* [Aim of the exercise]: Here are some records; copy every line that holds the word "Apprendere".
[Start of Extracted material]
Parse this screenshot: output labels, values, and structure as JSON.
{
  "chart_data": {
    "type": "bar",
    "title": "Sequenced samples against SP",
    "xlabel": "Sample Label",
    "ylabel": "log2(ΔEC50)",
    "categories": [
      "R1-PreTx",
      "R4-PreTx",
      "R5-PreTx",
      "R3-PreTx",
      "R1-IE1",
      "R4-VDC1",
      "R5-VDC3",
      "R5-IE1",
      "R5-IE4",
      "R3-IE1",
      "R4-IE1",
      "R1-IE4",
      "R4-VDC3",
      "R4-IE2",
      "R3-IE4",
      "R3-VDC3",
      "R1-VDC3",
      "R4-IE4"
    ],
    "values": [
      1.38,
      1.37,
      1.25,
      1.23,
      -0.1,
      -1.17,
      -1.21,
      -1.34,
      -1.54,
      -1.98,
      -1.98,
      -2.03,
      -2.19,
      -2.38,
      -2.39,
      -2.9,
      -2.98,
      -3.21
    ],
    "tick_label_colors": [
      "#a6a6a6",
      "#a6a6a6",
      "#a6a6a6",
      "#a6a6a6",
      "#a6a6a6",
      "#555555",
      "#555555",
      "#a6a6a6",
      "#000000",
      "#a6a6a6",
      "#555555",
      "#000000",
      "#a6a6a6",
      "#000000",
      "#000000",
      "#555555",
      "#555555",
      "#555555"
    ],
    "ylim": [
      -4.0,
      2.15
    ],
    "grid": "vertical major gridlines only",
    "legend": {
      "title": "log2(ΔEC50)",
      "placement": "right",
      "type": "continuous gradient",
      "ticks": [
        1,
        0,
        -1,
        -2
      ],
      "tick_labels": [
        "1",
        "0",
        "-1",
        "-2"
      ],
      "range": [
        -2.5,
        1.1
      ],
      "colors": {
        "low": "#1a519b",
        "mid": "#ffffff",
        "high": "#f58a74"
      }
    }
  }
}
[End of Extracted material]
[Start of Extracted material]
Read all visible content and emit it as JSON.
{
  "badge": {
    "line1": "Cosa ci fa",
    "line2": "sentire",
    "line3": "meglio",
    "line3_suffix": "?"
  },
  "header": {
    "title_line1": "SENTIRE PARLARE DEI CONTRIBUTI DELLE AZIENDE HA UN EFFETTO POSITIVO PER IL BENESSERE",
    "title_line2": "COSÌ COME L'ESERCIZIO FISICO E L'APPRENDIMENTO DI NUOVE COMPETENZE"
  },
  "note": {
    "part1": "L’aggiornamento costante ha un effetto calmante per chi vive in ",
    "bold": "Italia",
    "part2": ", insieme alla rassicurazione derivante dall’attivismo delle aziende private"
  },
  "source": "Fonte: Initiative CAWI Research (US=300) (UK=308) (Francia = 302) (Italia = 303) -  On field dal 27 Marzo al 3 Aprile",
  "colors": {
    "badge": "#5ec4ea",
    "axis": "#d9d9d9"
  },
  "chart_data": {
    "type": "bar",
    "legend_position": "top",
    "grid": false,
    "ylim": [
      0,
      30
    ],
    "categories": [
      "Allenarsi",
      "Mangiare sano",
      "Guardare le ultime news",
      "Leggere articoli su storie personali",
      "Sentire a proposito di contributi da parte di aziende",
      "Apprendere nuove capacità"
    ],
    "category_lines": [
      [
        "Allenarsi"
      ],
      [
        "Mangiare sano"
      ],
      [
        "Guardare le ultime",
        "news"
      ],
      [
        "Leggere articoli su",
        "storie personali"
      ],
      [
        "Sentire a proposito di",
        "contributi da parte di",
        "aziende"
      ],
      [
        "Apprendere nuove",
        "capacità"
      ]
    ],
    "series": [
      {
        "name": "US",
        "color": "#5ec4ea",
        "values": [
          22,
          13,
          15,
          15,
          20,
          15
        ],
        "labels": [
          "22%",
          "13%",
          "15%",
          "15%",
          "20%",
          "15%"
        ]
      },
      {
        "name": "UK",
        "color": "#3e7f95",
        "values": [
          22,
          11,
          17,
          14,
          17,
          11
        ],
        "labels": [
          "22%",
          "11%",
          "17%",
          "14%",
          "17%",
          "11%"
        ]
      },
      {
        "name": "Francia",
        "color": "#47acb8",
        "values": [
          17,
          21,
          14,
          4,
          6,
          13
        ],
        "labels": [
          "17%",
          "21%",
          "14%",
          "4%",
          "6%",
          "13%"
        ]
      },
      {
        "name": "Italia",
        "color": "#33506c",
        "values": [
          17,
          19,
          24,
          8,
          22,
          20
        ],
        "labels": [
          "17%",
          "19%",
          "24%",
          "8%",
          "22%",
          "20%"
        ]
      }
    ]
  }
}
[End of Extracted material]
[Start of Extracted material]
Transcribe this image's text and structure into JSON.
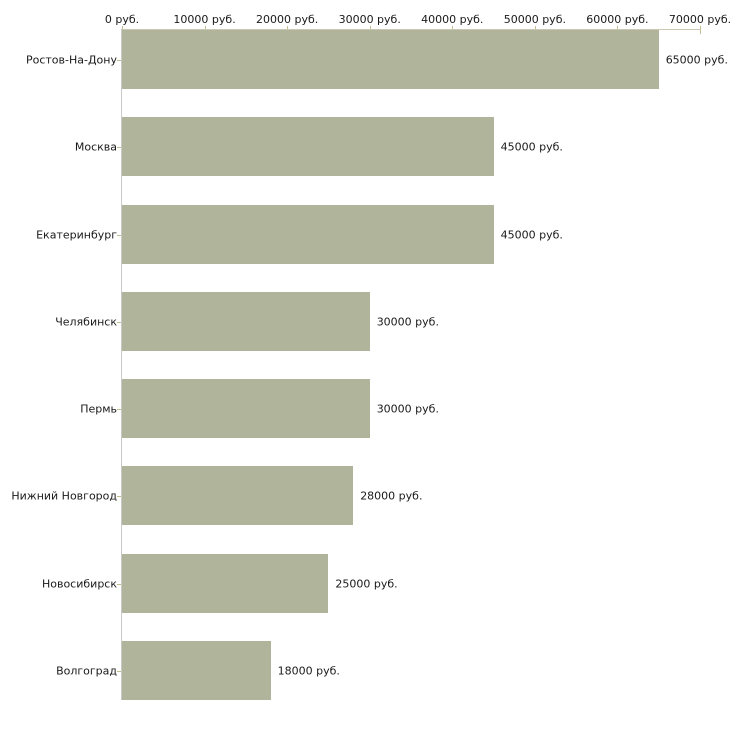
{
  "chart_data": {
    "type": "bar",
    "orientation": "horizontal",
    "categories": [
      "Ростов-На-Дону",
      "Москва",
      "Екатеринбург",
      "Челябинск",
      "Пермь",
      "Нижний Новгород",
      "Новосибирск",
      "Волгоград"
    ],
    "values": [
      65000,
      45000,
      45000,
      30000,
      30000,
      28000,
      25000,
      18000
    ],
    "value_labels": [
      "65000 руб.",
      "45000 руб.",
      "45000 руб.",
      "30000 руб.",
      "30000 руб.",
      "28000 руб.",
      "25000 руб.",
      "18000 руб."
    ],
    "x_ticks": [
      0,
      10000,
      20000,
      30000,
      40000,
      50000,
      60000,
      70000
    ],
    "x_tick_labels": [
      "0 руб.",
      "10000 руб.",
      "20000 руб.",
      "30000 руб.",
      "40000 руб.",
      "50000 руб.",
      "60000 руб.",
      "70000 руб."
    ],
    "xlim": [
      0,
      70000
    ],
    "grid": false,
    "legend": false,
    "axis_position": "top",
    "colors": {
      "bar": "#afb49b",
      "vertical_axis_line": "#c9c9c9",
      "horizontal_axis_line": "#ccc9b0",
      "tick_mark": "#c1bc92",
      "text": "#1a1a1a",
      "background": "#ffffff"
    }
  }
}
[End of Extracted material]
* [Output for this exercise]:
      "Apprendere nuove capacità"
        "Apprendere nuove",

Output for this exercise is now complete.